- **TASK MATERIAL**
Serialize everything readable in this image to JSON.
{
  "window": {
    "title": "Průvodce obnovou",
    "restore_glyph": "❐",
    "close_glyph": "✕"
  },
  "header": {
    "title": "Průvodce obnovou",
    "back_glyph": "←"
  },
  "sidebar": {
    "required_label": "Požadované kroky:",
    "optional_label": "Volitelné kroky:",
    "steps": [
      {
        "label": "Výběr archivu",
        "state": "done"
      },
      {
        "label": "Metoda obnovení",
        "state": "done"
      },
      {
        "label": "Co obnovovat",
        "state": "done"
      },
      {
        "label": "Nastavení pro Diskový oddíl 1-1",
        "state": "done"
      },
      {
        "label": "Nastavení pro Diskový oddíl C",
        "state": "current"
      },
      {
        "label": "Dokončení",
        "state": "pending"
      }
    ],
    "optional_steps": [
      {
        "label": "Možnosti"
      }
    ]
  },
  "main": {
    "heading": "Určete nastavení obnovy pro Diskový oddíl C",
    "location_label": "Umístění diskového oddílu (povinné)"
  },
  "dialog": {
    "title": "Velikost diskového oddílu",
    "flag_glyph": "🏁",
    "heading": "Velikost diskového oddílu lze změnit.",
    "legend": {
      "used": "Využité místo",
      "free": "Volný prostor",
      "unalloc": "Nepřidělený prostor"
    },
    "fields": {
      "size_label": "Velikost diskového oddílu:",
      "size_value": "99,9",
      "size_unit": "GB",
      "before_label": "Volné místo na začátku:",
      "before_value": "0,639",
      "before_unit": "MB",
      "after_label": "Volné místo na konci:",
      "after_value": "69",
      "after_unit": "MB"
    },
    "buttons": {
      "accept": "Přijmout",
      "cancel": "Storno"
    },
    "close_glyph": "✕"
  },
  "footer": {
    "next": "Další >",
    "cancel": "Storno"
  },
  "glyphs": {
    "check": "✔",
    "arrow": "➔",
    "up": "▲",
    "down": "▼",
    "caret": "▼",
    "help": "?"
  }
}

- **DIRECTION**
Work out how many lines of the listing above include the word "oddílu". Report only the number.

- **EXERCISE RESPONSE**
4